### ENTRIES SHOWN
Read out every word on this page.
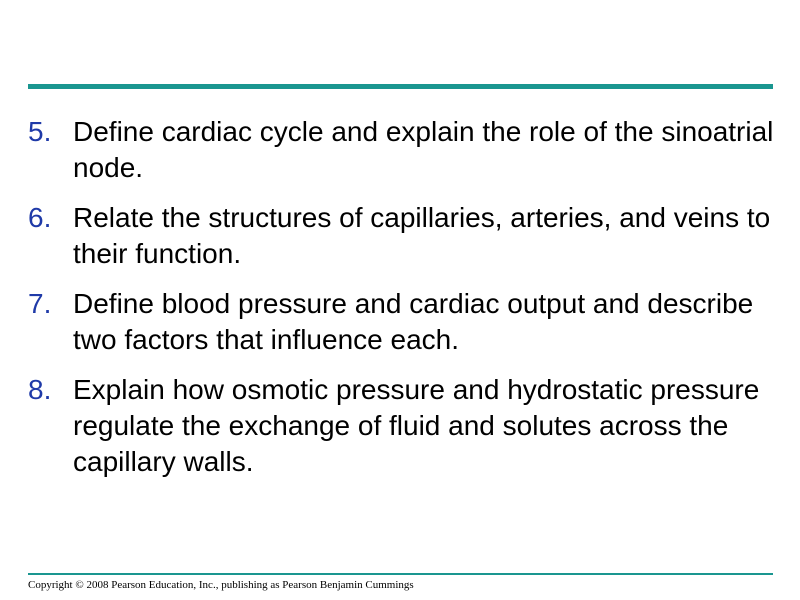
5. Define cardiac cycle and explain the role of the sinoatrial node.
6. Relate the structures of capillaries, arteries, and veins to their function.
7. Define blood pressure and cardiac output and describe two factors that influence each.
8. Explain how osmotic pressure and hydrostatic pressure regulate the exchange of fluid and solutes across the capillary walls.
Copyright © 2008 Pearson Education, Inc., publishing as Pearson Benjamin Cummings
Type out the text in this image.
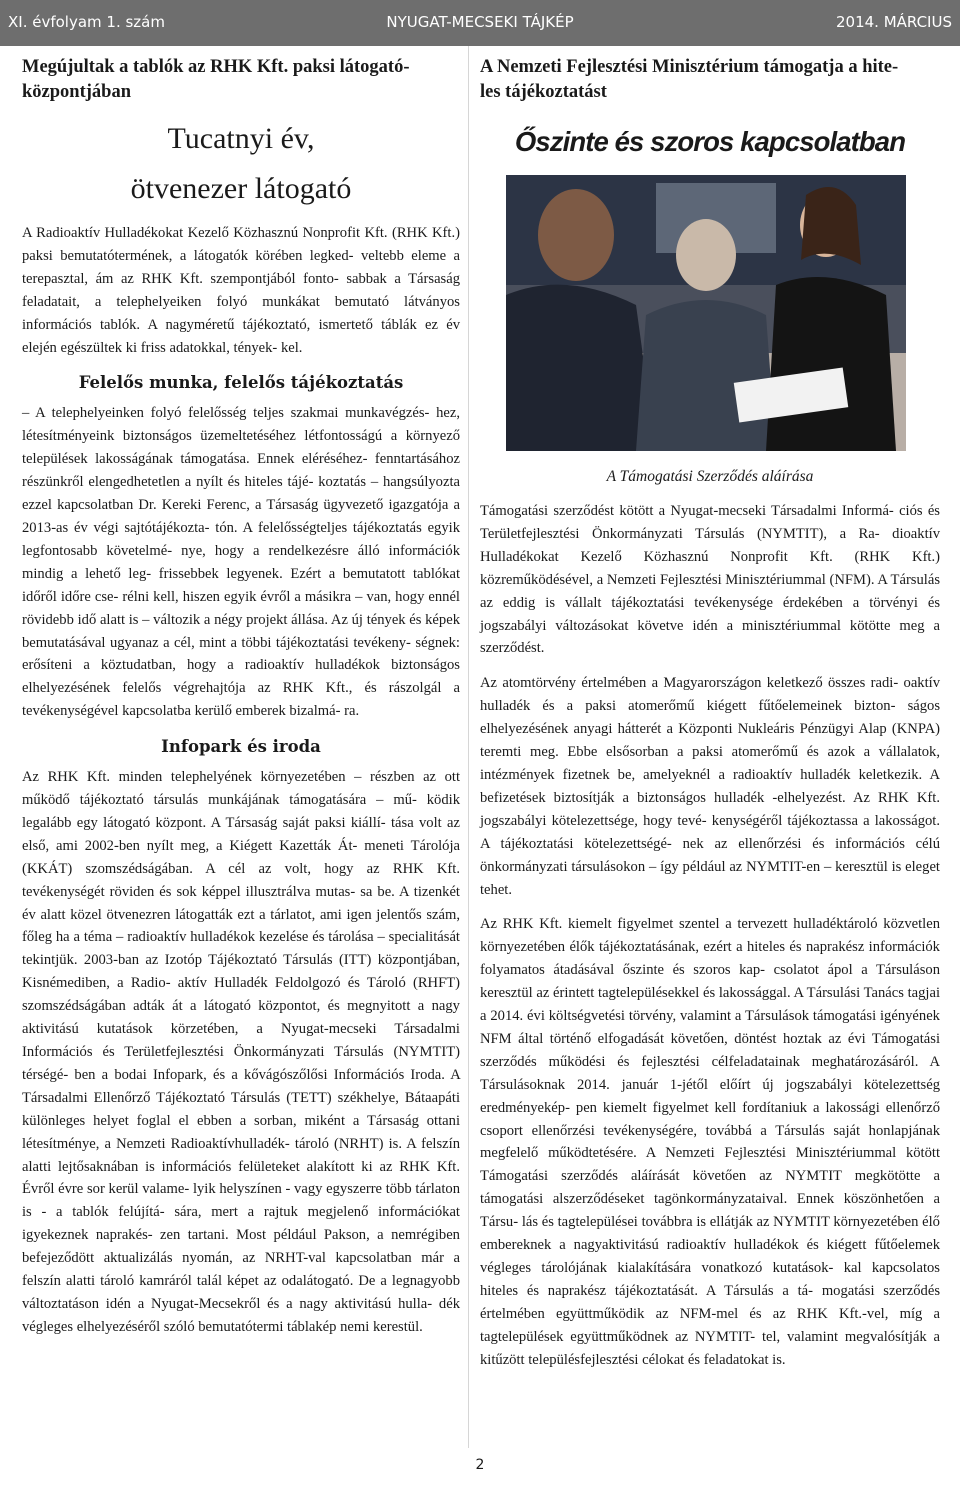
XI. évfolyam 1. szám	NYUGAT-MECSEKI TÁJKÉP	2014. MÁRCIUS
Megújultak a tablók az RHK Kft. paksi látogató-
központjában
Tucatnyi év,
ötvenezer látogató

A Radioaktív Hulladékokat Kezelő Közhasznú Nonprofit Kft. (RHK Kft.) paksi bemutatótermének, a látogatók körében legked- veltebb eleme a terepasztal, ám az RHK Kft. szempontjából fonto- sabbak a Társaság feladatait, a telephelyeiken folyó munkákat bemutató látványos információs tablók. A nagyméretű tájékoztató, ismertető táblák ez év elején egészültek ki friss adatokkal, tények- kel.

Felelős munka, felelős tájékoztatás

– A telephelyeinken folyó felelősség teljes szakmai munkavégzés- hez, létesítményeink biztonságos üzemeltetéséhez létfontosságú a környező települések lakosságának támogatása. Ennek eléréséhez- fenntartásához részünkről elengedhetetlen a nyílt és hiteles tájé- koztatás – hangsúlyozta ezzel kapcsolatban Dr. Kereki Ferenc, a Társaság ügyvezető igazgatója a 2013-as év végi sajtótájékozta- tón. A felelősségteljes tájékoztatás egyik legfontosabb követelmé- nye, hogy a rendelkezésre álló információk mindig a lehető leg- frissebbek legyenek. Ezért a bemutatott tablókat időről időre cse- rélni kell, hiszen egyik évről a másikra – van, hogy ennél rövidebb idő alatt is – változik a négy projekt állása. Az új tények és képek bemutatásával ugyanaz a cél, mint a többi tájékoztatási tevékeny- ségnek: erősíteni a köztudatban, hogy a radioaktív hulladékok biztonságos elhelyezésének felelős végrehajtója az RHK Kft., és rászolgál a tevékenységével kapcsolatba kerülő emberek bizalmá- ra.

Infopark és iroda

Az RHK Kft. minden telephelyének környezetében – részben az ott működő tájékoztató társulás munkájának támogatására – mű- ködik legalább egy látogató központ. A Társaság saját paksi kiállí- tása volt az első, ami 2002-ben nyílt meg, a Kiégett Kazetták Át- meneti Tárolója (KKÁT) szomszédságában. A cél az volt, hogy az RHK Kft. tevékenységét röviden és sok képpel illusztrálva mutas- sa be. A tizenkét év alatt közel ötvenezren látogatták ezt a tárlatot, ami igen jelentős szám, főleg ha a téma – radioaktív hulladékok kezelése és tárolása – specialitását tekintjük. 2003-ban az Izotóp Tájékoztató Társulás (ITT) központjában, Kisnémediben, a Radio- aktív Hulladék Feldolgozó és Tároló (RHFT) szomszédságában adták át a látogató központot, és megnyitott a nagy aktivitású kutatások körzetében, a Nyugat-mecseki Társadalmi Információs és Területfejlesztési Önkormányzati Társulás (NYMTIT) térségé- ben a bodai Infopark, és a kővágószőlősi Információs Iroda. A Társadalmi Ellenőrző Tájékoztató Társulás (TETT) székhelye, Bátaapáti különleges helyet foglal el ebben a sorban, miként a Társaság ottani létesítménye, a Nemzeti Radioaktívhulladék- tároló (NRHT) is. A felszín alatti lejtősaknában is információs felületeket alakított ki az RHK Kft. Évről évre sor kerül valame- lyik helyszínen - vagy egyszerre több tárlaton is - a tablók felújítá- sára, mert a rajtuk megjelenő információkat igyekeznek naprakés- zen tartani. Most például Pakson, a nemrégiben befejeződött aktualizálás nyomán, az NRHT-val kapcsolatban már a felszín alatti tároló kamráról talál képet az odalátogató. De a legnagyobb változtatáson idén a Nyugat-Mecsekről és a nagy aktivitású hulla- dék végleges elhelyezéséről szóló bemutatótermi táblakép nemi kerestül.

A Nemzeti Fejlesztési Minisztérium támogatja a hite-
les tájékoztatást
Őszinte és szoros kapcsolatban
A Támogatási Szerződés aláírása

Támogatási szerződést kötött a Nyugat-mecseki Társadalmi Informá- ciós és Területfejlesztési Önkormányzati Társulás (NYMTIT), a Ra- dioaktív Hulladékokat Kezelő Közhasznú Nonprofit Kft. (RHK Kft.) közreműködésével, a Nemzeti Fejlesztési Minisztériummal (NFM). A Társulás az eddig is vállalt tájékoztatási tevékenysége érdekében a törvényi és jogszabályi változásokat követve idén a minisztériummal kötötte meg a szerződést.

Az atomtörvény értelmében a Magyarországon keletkező összes radi- oaktív hulladék és a paksi atomerőmű kiégett fűtőelemeinek bizton- ságos elhelyezésének anyagi hátterét a Központi Nukleáris Pénzügyi Alap (KNPA) teremti meg. Ebbe elsősorban a paksi atomerőmű és azok a vállalatok, intézmények fizetnek be, amelyeknél a radioaktív hulladék keletkezik. A befizetések biztosítják a biztonságos hulladék -elhelyezést. Az RHK Kft. jogszabályi kötelezettsége, hogy tevé- kenységéről tájékoztassa a lakosságot. A tájékoztatási kötelezettségé- nek az ellenőrzési és információs célú önkormányzati társulásokon – így például az NYMTIT-en – keresztül is eleget tehet.

Az RHK Kft. kiemelt figyelmet szentel a tervezett hulladéktároló közvetlen környezetében élők tájékoztatásának, ezért a hiteles és naprakész információk folyamatos átadásával őszinte és szoros kap- csolatot ápol a Társuláson keresztül az érintett tagtelepülésekkel és lakossággal. A Társulási Tanács tagjai a 2014. évi költségvetési törvény, valamint a Társulások támogatási igényének NFM által történő elfogadását követően, döntést hoztak az évi Támogatási szerződés működési és fejlesztési célfeladatainak meghatározásáról. A Társulásoknak 2014. január 1-jétől előírt új jogszabályi kötelezettség eredményekép- pen kiemelt figyelmet kell fordítaniuk a lakossági ellenőrző csoport ellenőrzési tevékenységére, továbbá a Társulás saját honlapjának megfelelő működtetésére. A Nemzeti Fejlesztési Minisztériummal kötött Támogatási szerződés aláírását követően az NYMTIT megkötötte a támogatási alszerződéseket tagönkormányzataival. Ennek köszönhetően a Társu- lás és tagtelepülései továbbra is ellátják az NYMTIT környezetében élő embereknek a nagyaktivitású radioaktív hulladékok és kiégett fűtőelemek végleges tárolójának kialakítására vonatkozó kutatások- kal kapcsolatos hiteles és naprakész tájékoztatását. A Társulás a tá- mogatási szerződés értelmében együttműködik az NFM-mel és az RHK Kft.-vel, míg a tagtelepülések együttműködnek az NYMTIT- tel, valamint megvalósítják a kitűzött településfejlesztési célokat és feladatokat is.

2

### REQUIREMENTS
Copy every entry word for word, but omit the pictures.

### RESULT BELOW
Read out every word on this page.
5. Define cardiac cycle and explain the role of the sinoatrial node.
6. Relate the structures of capillaries, arteries, and veins to their function.
7. Define blood pressure and cardiac output and describe two factors that influence each.
8. Explain how osmotic pressure and hydrostatic pressure regulate the exchange of fluid and solutes across the capillary walls.
Copyright © 2008 Pearson Education, Inc., publishing as Pearson Benjamin Cummings
Type out the text in this image.
XI. évfolyam 1. szám	NYUGAT-MECSEKI TÁJKÉP	2014. MÁRCIUS
Megújultak a tablók az RHK Kft. paksi látogató-
központjában
Tucatnyi év,
ötvenezer látogató

A Radioaktív Hulladékokat Kezelő Közhasznú Nonprofit Kft. (RHK Kft.) paksi bemutatótermének, a látogatók körében legked- veltebb eleme a terepasztal, ám az RHK Kft. szempontjából fonto- sabbak a Társaság feladatait, a telephelyeiken folyó munkákat bemutató látványos információs tablók. A nagyméretű tájékoztató, ismertető táblák ez év elején egészültek ki friss adatokkal, tények- kel.

Felelős munka, felelős tájékoztatás

– A telephelyeinken folyó felelősség teljes szakmai munkavégzés- hez, létesítményeink biztonságos üzemeltetéséhez létfontosságú a környező települések lakosságának támogatása. Ennek eléréséhez- fenntartásához részünkről elengedhetetlen a nyílt és hiteles tájé- koztatás – hangsúlyozta ezzel kapcsolatban Dr. Kereki Ferenc, a Társaság ügyvezető igazgatója a 2013-as év végi sajtótájékozta- tón. A felelősségteljes tájékoztatás egyik legfontosabb követelmé- nye, hogy a rendelkezésre álló információk mindig a lehető leg- frissebbek legyenek. Ezért a bemutatott tablókat időről időre cse- rélni kell, hiszen egyik évről a másikra – van, hogy ennél rövidebb idő alatt is – változik a négy projekt állása. Az új tények és képek bemutatásával ugyanaz a cél, mint a többi tájékoztatási tevékeny- ségnek: erősíteni a köztudatban, hogy a radioaktív hulladékok biztonságos elhelyezésének felelős végrehajtója az RHK Kft., és rászolgál a tevékenységével kapcsolatba kerülő emberek bizalmá- ra.

Infopark és iroda

Az RHK Kft. minden telephelyének környezetében – részben az ott működő tájékoztató társulás munkájának támogatására – mű- ködik legalább egy látogató központ. A Társaság saját paksi kiállí- tása volt az első, ami 2002-ben nyílt meg, a Kiégett Kazetták Át- meneti Tárolója (KKÁT) szomszédságában. A cél az volt, hogy az RHK Kft. tevékenységét röviden és sok képpel illusztrálva mutas- sa be. A tizenkét év alatt közel ötvenezren látogatták ezt a tárlatot, ami igen jelentős szám, főleg ha a téma – radioaktív hulladékok kezelése és tárolása – specialitását tekintjük. 2003-ban az Izotóp Tájékoztató Társulás (ITT) központjában, Kisnémediben, a Radio- aktív Hulladék Feldolgozó és Tároló (RHFT) szomszédságában adták át a látogató központot, és megnyitott a nagy aktivitású kutatások körzetében, a Nyugat-mecseki Társadalmi Információs és Területfejlesztési Önkormányzati Társulás (NYMTIT) térségé- ben a bodai Infopark, és a kővágószőlősi Információs Iroda. A Társadalmi Ellenőrző Tájékoztató Társulás (TETT) székhelye, Bátaapáti különleges helyet foglal el ebben a sorban, miként a Társaság ottani létesítménye, a Nemzeti Radioaktívhulladék- tároló (NRHT) is. A felszín alatti lejtősaknában is információs felületeket alakított ki az RHK Kft. Évről évre sor kerül valame- lyik helyszínen - vagy egyszerre több tárlaton is - a tablók felújítá- sára, mert a rajtuk megjelenő információkat igyekeznek naprakés- zen tartani. Most például Pakson, a nemrégiben befejeződött aktualizálás nyomán, az NRHT-val kapcsolatban már a felszín alatti tároló kamráról talál képet az odalátogató. De a legnagyobb változtatáson idén a Nyugat-Mecsekről és a nagy aktivitású hulla- dék végleges elhelyezéséről szóló bemutatótermi táblakép nemi kerestül.

A Nemzeti Fejlesztési Minisztérium támogatja a hite-
les tájékoztatást
Őszinte és szoros kapcsolatban
A Támogatási Szerződés aláírása

Támogatási szerződést kötött a Nyugat-mecseki Társadalmi Informá- ciós és Területfejlesztési Önkormányzati Társulás (NYMTIT), a Ra- dioaktív Hulladékokat Kezelő Közhasznú Nonprofit Kft. (RHK Kft.) közreműködésével, a Nemzeti Fejlesztési Minisztériummal (NFM). A Társulás az eddig is vállalt tájékoztatási tevékenysége érdekében a törvényi és jogszabályi változásokat követve idén a minisztériummal kötötte meg a szerződést.

Az atomtörvény értelmében a Magyarországon keletkező összes radi- oaktív hulladék és a paksi atomerőmű kiégett fűtőelemeinek bizton- ságos elhelyezésének anyagi hátterét a Központi Nukleáris Pénzügyi Alap (KNPA) teremti meg. Ebbe elsősorban a paksi atomerőmű és azok a vállalatok, intézmények fizetnek be, amelyeknél a radioaktív hulladék keletkezik. A befizetések biztosítják a biztonságos hulladék -elhelyezést. Az RHK Kft. jogszabályi kötelezettsége, hogy tevé- kenységéről tájékoztassa a lakosságot. A tájékoztatási kötelezettségé- nek az ellenőrzési és információs célú önkormányzati társulásokon – így például az NYMTIT-en – keresztül is eleget tehet.

Az RHK Kft. kiemelt figyelmet szentel a tervezett hulladéktároló közvetlen környezetében élők tájékoztatásának, ezért a hiteles és naprakész információk folyamatos átadásával őszinte és szoros kap- csolatot ápol a Társuláson keresztül az érintett tagtelepülésekkel és lakossággal. A Társulási Tanács tagjai a 2014. évi költségvetési törvény, valamint a Társulások támogatási igényének NFM által történő elfogadását követően, döntést hoztak az évi Támogatási szerződés működési és fejlesztési célfeladatainak meghatározásáról. A Társulásoknak 2014. január 1-jétől előírt új jogszabályi kötelezettség eredményekép- pen kiemelt figyelmet kell fordítaniuk a lakossági ellenőrző csoport ellenőrzési tevékenységére, továbbá a Társulás saját honlapjának megfelelő működtetésére. A Nemzeti Fejlesztési Minisztériummal kötött Támogatási szerződés aláírását követően az NYMTIT megkötötte a támogatási alszerződéseket tagönkormányzataival. Ennek köszönhetően a Társu- lás és tagtelepülései továbbra is ellátják az NYMTIT környezetében élő embereknek a nagyaktivitású radioaktív hulladékok és kiégett fűtőelemek végleges tárolójának kialakítására vonatkozó kutatások- kal kapcsolatos hiteles és naprakész tájékoztatását. A Társulás a tá- mogatási szerződés értelmében együttműködik az NFM-mel és az RHK Kft.-vel, míg a tagtelepülések együttműködnek az NYMTIT- tel, valamint megvalósítják a kitűzött településfejlesztési célokat és feladatokat is.

2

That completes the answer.